## Selected excerpt:

━━━━━━━━

Happy Monday, DMV! It’s May 11.

Sometimes when mired in fury and frustration, I imagine myself walking alongside a waist-high brick wall topped with a tidy row of green glass bottles, spaced just perfectly for me to swing a baseball bat and smash … smash … smash!

I envision the slow-mo explosion of glass, shards flying everywhere. It’s a vivid mental image I’ve conjured for decades, though in real life, I think this would be far too messy and chaotic for me to derive any pleasure or relief.

That said, I love hitting baseballs. I don’t often do it, but I do frequently try to lure friends out to batting cages … to no avail in recent years.

Then my husband told me that while chatting earlier this month with Eric Saul — an architect and satirist who writes the Takoma Torch (Takoma Park’s version of the Onion) — he learned that Eric is assistant varsity baseball coach at Blair High School and a private baseball instructor with a batting cage in his backyard.

━━━━━━━━

## Stored records:
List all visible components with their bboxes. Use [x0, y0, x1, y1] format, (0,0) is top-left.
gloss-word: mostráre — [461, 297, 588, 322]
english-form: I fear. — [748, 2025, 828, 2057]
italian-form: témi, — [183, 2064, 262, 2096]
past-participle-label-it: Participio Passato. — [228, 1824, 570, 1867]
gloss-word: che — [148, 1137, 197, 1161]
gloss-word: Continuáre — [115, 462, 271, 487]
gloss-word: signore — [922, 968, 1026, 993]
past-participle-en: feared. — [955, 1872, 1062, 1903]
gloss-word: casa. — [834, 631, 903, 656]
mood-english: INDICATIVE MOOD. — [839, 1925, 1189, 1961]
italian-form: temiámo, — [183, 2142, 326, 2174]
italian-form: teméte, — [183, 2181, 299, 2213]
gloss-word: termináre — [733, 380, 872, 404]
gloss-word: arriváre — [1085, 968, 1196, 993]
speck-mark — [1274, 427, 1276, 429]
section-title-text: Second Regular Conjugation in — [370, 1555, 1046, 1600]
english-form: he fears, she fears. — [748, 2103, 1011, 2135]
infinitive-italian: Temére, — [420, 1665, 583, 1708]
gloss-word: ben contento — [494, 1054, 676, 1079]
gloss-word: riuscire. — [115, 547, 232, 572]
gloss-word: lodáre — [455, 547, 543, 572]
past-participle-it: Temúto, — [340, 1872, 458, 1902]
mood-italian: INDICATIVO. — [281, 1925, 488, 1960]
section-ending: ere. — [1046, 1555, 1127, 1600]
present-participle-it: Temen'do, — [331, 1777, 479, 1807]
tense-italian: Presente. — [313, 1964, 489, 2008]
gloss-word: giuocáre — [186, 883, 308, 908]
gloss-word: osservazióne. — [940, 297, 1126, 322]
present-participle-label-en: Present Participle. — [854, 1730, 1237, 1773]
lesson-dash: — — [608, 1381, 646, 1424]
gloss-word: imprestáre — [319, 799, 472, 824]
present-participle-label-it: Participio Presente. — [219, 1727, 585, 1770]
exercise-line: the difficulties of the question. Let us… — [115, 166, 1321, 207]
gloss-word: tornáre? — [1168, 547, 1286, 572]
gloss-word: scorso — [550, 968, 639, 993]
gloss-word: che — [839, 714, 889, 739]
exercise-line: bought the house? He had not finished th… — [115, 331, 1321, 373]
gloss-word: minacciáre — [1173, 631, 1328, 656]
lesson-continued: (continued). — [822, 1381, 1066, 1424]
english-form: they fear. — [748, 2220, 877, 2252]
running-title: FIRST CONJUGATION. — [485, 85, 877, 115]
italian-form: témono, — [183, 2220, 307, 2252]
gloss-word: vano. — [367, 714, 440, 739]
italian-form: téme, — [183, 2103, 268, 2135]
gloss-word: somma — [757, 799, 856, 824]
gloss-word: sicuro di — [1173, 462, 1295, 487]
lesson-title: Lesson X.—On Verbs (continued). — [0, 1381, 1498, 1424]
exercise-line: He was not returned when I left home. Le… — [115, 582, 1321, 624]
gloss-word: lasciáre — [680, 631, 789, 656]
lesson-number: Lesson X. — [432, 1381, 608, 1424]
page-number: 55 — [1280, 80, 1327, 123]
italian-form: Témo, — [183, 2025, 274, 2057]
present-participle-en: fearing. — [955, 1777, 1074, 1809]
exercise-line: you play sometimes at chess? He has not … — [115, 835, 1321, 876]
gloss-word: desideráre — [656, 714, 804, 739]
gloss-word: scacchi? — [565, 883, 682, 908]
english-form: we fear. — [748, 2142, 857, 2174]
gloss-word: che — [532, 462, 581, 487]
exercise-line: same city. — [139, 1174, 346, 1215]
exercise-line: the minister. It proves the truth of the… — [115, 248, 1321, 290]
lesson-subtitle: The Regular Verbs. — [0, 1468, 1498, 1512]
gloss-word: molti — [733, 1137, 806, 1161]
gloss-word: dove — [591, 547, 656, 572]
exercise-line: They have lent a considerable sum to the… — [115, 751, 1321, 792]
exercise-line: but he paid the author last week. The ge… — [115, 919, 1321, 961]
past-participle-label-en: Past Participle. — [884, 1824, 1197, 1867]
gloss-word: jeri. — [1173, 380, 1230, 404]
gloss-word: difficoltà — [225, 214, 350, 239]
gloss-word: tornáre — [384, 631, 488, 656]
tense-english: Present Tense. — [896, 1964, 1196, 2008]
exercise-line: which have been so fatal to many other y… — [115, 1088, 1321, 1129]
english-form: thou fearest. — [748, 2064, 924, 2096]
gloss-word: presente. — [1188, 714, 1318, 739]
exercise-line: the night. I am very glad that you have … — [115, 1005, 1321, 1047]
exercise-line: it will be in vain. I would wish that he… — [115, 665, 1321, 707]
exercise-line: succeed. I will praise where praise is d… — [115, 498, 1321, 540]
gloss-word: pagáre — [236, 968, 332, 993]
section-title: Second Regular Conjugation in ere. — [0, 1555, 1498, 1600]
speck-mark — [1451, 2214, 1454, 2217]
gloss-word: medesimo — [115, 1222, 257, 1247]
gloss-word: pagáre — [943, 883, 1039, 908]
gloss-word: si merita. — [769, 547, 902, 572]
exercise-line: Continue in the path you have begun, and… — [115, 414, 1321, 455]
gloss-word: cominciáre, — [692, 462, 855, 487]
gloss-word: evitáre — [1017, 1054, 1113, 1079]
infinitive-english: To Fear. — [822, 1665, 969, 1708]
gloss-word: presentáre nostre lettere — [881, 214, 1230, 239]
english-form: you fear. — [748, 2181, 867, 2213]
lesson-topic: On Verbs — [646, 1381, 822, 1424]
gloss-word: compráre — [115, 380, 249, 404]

━━━━━━━━

## Exercise prompt:
Extend the newsletter piece about hitting baseballs, starting right after its last sentence, the one about Eric Saul's backyard batting cage.

## Answer to the problem:
My eyes widened, my jaw dropped and a jubilant peal sounded in my head: ding-ding-ding-ding-ding! Bingo.

I’ve struggled for months and felt discombobulated after getting laid off from the Washington Post. Normally when I get stressed or feel unmoored, I become superfit because I turn to sports as a coping mechanism. Yoga. Lately, tennis, too. But I knew that hitting baseballs would truly release any pent-up emotions.

I messaged Eric. I’d met him three months ago, when he and I teamed up to clear a 0.4-mile stretch of “snowcrete”-covered sidewalk after the big ice-and-snow storm.

“I love batting cages!” I typed to him. We set a coffee-and-batting cage date. I biked over on Friday.

Eric plugged in the machine and set it to pitch at 45 miles per hour. (A quick search online tells me this is the speed for kiddos.) He picked a bat with some heft and a nicely padded grip. Then I went to it.

Me at home plate in a backyard batting cage. (Eric Saul)

She swings, and she misses!

Another swing and a miss!

Swing — miss.

Frustration welled up. Resolve set in. I trained my eyes on the exact spot where the ball, after it rolls down a chute, hurls out of the machine.

Finally — CRACK! And the crowd roared (in my head).

I got a few more hits in. Crack! Crack! Crack! Then I called it a game after just a few minutes. My bones and joints felt rattled, but I was absolutely elated.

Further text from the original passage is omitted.